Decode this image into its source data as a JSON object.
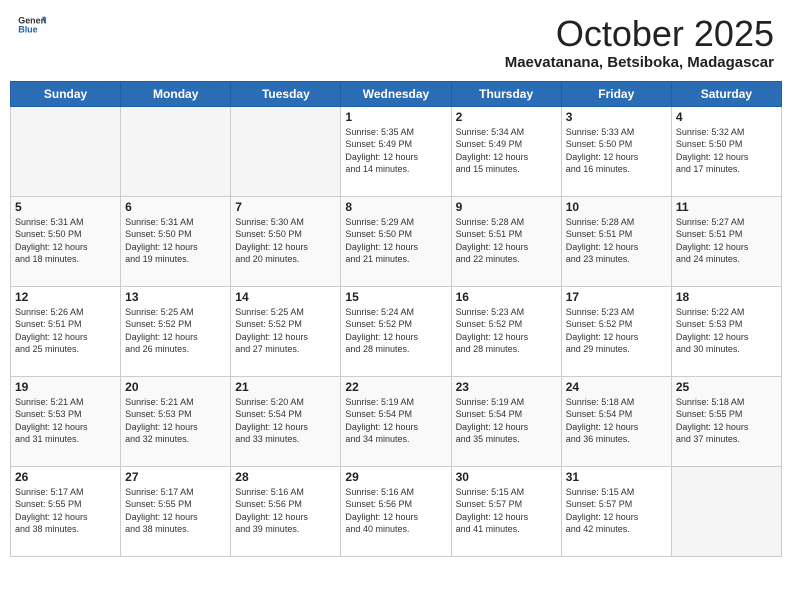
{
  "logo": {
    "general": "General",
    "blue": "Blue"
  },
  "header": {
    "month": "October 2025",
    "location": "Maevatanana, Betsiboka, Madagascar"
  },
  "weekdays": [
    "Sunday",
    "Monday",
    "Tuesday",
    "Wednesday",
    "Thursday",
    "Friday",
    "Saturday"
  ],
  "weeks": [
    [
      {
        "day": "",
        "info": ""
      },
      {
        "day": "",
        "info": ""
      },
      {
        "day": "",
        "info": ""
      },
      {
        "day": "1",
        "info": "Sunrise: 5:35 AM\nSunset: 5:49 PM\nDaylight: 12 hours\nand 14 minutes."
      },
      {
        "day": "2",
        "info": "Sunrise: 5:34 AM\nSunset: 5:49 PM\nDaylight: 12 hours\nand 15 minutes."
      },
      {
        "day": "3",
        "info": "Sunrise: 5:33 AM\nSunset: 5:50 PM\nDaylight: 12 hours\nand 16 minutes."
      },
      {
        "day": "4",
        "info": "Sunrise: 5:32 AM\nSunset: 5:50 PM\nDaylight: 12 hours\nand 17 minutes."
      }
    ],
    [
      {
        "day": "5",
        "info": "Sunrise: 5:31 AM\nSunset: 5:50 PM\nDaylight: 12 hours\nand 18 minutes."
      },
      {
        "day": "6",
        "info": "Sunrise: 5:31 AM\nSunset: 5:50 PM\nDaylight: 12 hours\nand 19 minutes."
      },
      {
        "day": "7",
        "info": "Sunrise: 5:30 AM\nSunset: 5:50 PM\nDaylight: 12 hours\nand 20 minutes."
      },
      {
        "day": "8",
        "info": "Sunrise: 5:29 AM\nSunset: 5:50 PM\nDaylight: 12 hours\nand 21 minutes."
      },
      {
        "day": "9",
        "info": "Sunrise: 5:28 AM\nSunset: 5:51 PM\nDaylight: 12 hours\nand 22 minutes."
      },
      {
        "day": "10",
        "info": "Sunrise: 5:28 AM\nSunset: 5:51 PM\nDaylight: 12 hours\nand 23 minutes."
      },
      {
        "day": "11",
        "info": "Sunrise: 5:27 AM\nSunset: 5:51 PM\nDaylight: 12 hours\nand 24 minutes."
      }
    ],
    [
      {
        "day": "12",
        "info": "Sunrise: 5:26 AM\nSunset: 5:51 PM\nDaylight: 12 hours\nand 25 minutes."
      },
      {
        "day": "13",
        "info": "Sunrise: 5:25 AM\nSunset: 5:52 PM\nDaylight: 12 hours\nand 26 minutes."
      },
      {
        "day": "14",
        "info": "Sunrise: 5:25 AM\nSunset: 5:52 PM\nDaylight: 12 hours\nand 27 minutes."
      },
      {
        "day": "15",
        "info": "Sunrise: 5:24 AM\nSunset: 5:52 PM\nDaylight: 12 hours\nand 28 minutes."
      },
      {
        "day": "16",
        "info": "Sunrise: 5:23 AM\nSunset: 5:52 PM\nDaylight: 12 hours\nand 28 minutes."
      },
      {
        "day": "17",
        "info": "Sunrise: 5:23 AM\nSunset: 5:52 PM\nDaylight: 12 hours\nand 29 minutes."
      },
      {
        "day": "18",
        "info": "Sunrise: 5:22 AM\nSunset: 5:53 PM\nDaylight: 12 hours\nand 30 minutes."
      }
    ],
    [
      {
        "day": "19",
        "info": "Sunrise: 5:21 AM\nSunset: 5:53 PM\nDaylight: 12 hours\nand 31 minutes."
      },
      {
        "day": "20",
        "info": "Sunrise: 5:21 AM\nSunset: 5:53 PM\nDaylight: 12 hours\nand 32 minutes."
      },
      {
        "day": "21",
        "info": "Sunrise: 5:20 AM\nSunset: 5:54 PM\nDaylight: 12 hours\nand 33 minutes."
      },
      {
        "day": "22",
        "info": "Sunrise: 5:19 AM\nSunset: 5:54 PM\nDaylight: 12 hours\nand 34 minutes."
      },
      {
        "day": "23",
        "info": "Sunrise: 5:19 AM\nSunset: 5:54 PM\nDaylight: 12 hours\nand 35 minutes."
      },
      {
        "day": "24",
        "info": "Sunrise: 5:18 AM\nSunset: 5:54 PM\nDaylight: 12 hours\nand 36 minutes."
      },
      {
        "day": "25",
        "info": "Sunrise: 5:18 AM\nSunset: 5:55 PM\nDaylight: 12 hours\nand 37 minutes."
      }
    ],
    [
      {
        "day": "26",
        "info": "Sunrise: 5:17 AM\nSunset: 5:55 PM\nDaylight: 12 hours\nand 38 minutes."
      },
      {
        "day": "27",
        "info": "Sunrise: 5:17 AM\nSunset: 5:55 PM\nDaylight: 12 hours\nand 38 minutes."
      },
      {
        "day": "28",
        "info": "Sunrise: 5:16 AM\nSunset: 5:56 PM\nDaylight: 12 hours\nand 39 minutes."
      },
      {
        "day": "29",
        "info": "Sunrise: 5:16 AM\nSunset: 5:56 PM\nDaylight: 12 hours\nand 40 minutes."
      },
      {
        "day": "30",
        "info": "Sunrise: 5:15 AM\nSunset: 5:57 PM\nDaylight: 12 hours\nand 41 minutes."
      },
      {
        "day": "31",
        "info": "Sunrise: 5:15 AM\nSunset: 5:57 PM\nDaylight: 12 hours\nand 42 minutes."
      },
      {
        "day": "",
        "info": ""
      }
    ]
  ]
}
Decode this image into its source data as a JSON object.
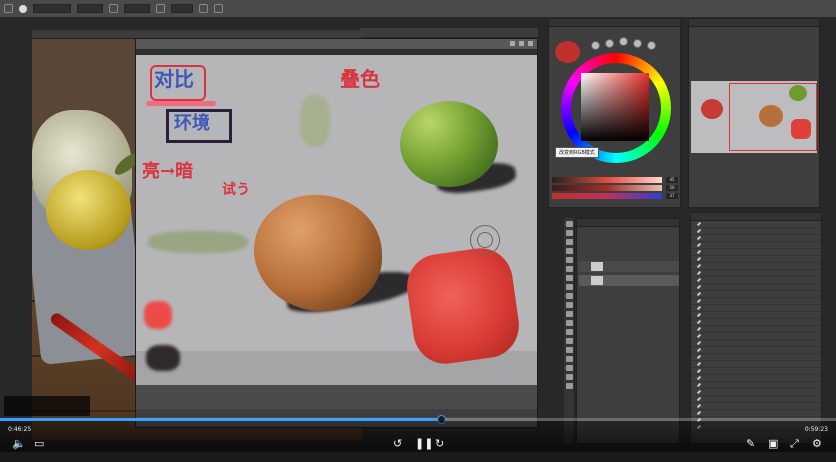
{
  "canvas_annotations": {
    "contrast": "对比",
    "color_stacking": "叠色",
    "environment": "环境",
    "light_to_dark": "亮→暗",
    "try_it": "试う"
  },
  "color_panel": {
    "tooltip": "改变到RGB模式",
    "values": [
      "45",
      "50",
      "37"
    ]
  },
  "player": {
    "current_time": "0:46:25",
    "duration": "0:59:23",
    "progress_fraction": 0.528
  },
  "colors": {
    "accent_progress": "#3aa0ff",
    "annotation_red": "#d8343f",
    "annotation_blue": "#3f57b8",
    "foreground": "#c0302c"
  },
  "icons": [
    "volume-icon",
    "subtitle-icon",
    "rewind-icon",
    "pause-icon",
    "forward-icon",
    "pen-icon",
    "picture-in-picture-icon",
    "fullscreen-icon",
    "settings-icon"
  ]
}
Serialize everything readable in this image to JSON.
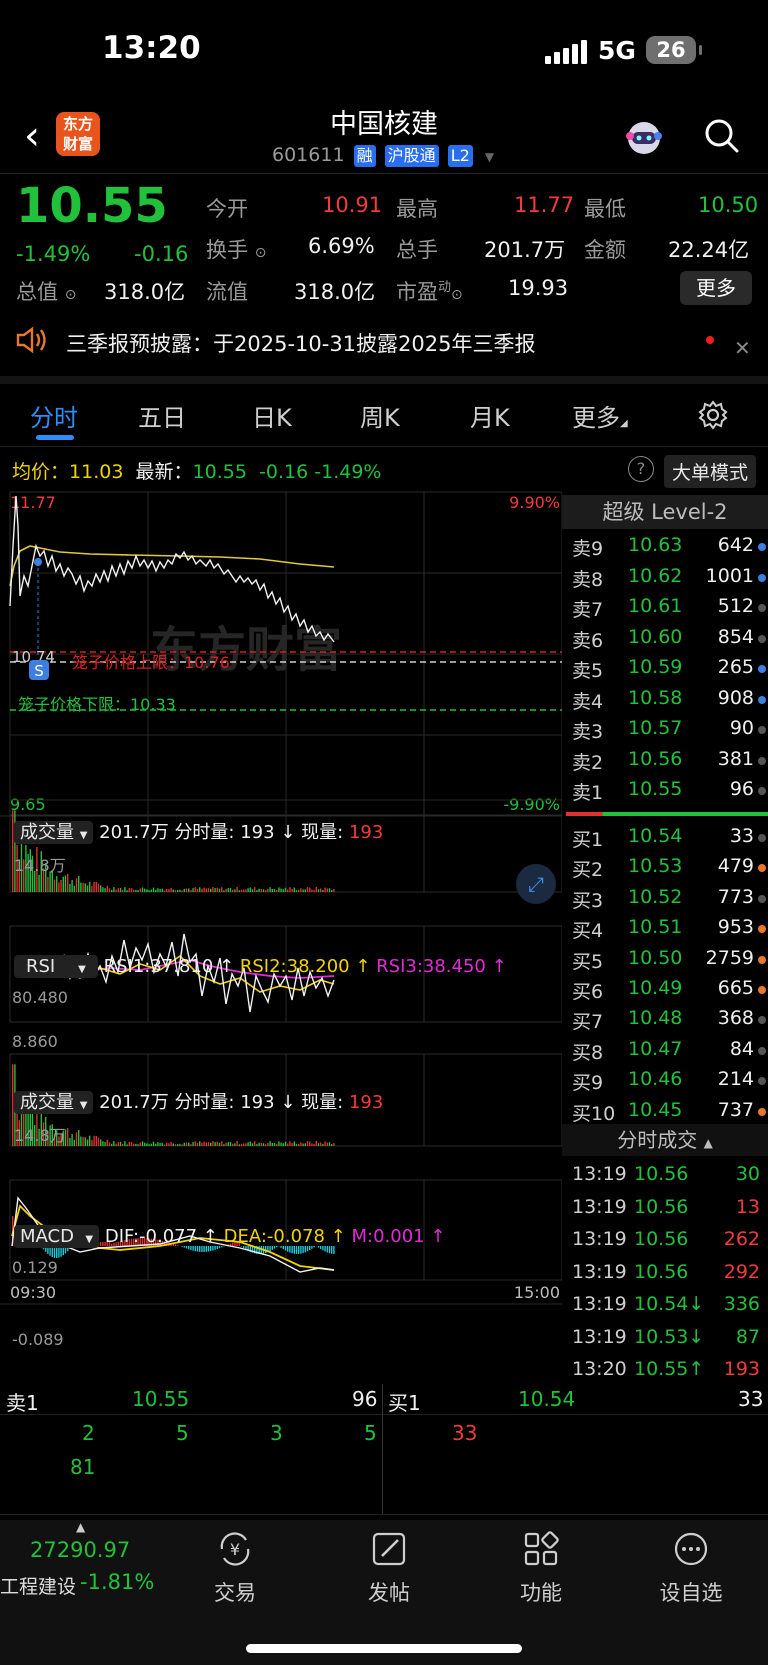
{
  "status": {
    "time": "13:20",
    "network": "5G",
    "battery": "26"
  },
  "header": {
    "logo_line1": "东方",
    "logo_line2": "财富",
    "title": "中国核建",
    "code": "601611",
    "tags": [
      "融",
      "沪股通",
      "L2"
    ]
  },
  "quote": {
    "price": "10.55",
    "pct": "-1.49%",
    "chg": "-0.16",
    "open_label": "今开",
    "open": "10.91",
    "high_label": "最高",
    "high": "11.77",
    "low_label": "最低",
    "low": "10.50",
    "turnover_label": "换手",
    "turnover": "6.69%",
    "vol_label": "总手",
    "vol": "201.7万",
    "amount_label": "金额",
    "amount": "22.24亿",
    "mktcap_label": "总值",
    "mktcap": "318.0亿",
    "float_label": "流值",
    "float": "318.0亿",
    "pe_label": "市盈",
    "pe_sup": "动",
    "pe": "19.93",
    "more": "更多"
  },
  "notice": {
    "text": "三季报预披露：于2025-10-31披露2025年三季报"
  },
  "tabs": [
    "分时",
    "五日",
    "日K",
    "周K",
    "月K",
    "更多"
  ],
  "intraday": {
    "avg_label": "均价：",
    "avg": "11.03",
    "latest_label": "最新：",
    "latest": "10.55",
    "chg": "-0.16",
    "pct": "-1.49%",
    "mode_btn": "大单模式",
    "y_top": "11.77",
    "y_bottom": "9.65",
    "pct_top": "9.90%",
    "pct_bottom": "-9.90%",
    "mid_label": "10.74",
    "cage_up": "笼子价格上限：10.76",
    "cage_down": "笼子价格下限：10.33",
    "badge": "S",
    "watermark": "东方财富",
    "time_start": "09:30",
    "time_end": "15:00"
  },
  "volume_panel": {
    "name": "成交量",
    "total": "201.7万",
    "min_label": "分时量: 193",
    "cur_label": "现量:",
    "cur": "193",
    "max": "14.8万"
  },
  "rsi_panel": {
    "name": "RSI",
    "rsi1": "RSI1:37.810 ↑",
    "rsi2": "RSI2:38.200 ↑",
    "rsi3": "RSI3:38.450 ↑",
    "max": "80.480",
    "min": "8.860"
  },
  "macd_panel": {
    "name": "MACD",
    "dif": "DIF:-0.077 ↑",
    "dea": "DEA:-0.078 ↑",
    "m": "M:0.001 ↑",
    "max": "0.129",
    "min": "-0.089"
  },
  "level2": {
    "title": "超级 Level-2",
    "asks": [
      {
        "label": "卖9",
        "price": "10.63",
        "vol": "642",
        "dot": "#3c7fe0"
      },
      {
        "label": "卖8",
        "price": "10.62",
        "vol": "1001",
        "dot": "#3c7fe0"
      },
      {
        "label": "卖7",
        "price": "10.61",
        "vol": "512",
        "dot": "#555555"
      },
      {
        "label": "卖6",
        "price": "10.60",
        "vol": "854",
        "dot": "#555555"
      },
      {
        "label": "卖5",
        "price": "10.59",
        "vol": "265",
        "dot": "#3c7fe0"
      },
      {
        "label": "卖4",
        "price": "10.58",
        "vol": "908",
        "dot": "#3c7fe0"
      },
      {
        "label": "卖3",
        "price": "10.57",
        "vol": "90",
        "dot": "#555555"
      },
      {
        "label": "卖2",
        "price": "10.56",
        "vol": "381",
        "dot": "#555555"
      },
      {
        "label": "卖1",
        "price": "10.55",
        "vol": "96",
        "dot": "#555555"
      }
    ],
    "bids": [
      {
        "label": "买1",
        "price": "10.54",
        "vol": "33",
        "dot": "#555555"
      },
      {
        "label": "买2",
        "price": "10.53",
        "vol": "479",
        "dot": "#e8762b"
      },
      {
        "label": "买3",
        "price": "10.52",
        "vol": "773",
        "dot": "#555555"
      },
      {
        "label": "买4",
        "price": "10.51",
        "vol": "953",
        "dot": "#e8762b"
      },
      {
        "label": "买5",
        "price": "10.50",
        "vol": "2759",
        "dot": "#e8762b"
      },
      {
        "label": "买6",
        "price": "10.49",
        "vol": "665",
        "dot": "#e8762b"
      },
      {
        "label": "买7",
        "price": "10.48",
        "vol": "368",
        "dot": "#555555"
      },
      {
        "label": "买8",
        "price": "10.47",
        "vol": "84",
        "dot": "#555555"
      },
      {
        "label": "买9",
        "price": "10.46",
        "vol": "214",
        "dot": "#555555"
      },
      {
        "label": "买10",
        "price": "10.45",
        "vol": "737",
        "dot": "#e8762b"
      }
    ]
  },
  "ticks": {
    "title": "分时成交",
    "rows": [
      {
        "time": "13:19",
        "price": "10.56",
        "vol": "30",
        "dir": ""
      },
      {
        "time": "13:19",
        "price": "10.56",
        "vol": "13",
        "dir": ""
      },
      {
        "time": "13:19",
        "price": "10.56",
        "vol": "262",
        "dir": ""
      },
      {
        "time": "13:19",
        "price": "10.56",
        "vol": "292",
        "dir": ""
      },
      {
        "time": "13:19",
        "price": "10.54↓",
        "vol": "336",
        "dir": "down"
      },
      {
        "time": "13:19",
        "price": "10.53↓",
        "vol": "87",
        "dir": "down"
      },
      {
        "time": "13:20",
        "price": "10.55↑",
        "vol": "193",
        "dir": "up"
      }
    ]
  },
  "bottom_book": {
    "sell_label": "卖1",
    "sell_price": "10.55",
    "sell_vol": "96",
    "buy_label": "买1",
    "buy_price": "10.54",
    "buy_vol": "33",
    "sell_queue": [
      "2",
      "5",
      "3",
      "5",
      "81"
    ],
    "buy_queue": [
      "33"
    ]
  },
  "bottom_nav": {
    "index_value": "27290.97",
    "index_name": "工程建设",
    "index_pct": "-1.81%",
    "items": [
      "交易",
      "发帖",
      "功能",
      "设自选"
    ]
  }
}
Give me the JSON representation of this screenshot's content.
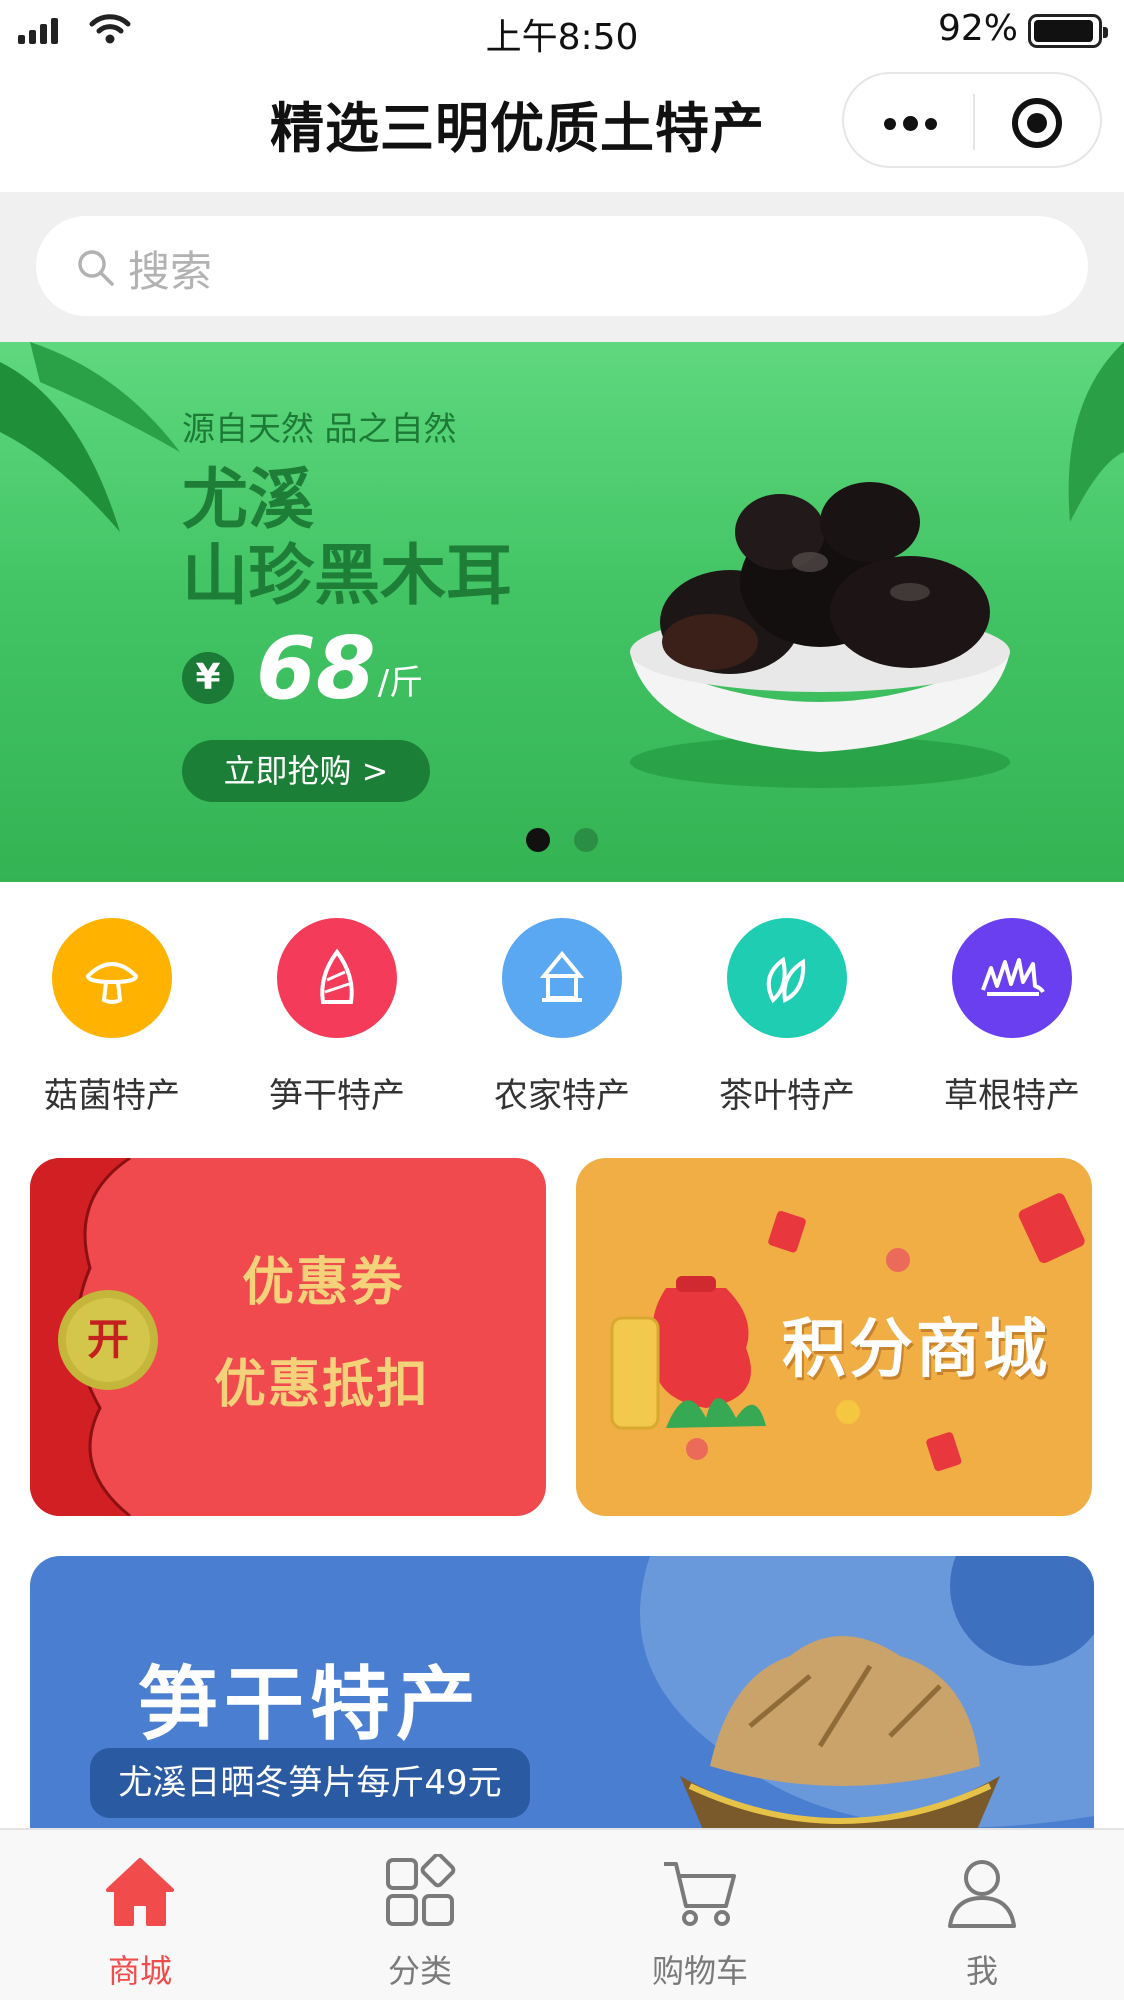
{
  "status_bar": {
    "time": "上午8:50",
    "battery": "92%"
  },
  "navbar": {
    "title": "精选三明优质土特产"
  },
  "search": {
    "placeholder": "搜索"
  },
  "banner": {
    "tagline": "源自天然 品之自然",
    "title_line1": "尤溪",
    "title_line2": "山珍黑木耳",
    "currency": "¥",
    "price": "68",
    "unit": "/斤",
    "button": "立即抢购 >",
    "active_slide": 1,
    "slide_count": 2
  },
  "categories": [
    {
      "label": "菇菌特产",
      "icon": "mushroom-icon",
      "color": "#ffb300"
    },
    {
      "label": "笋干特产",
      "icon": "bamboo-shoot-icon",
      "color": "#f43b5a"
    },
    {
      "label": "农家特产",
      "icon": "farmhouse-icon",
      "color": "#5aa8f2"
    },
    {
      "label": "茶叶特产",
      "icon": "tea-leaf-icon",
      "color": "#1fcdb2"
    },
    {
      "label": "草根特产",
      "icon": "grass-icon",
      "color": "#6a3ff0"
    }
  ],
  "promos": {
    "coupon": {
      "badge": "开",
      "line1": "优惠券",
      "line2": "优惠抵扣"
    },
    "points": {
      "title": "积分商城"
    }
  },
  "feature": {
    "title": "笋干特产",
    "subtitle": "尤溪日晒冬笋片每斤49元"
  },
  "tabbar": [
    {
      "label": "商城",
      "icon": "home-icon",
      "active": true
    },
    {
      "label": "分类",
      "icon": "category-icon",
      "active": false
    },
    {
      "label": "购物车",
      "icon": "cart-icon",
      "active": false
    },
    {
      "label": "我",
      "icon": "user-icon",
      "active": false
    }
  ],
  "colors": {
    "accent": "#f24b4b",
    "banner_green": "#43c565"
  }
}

### Problem requirements:
Give back, word for word, the lines from the line that contains "Give me the" through the last line of the records, with no pictures and nothing else.

### Exercise response:
Give me the JSON representation of this screenshot's content.
{
  "status_bar": {
    "time": "上午8:50",
    "battery": "92%"
  },
  "navbar": {
    "title": "精选三明优质土特产"
  },
  "search": {
    "placeholder": "搜索"
  },
  "banner": {
    "tagline": "源自天然 品之自然",
    "title_line1": "尤溪",
    "title_line2": "山珍黑木耳",
    "currency": "¥",
    "price": "68",
    "unit": "/斤",
    "button": "立即抢购 >",
    "active_slide": 1,
    "slide_count": 2
  },
  "categories": [
    {
      "label": "菇菌特产",
      "icon": "mushroom-icon",
      "color": "#ffb300"
    },
    {
      "label": "笋干特产",
      "icon": "bamboo-shoot-icon",
      "color": "#f43b5a"
    },
    {
      "label": "农家特产",
      "icon": "farmhouse-icon",
      "color": "#5aa8f2"
    },
    {
      "label": "茶叶特产",
      "icon": "tea-leaf-icon",
      "color": "#1fcdb2"
    },
    {
      "label": "草根特产",
      "icon": "grass-icon",
      "color": "#6a3ff0"
    }
  ],
  "promos": {
    "coupon": {
      "badge": "开",
      "line1": "优惠券",
      "line2": "优惠抵扣"
    },
    "points": {
      "title": "积分商城"
    }
  },
  "feature": {
    "title": "笋干特产",
    "subtitle": "尤溪日晒冬笋片每斤49元"
  },
  "tabbar": [
    {
      "label": "商城",
      "icon": "home-icon",
      "active": true
    },
    {
      "label": "分类",
      "icon": "category-icon",
      "active": false
    },
    {
      "label": "购物车",
      "icon": "cart-icon",
      "active": false
    },
    {
      "label": "我",
      "icon": "user-icon",
      "active": false
    }
  ],
  "colors": {
    "accent": "#f24b4b",
    "banner_green": "#43c565"
  }
}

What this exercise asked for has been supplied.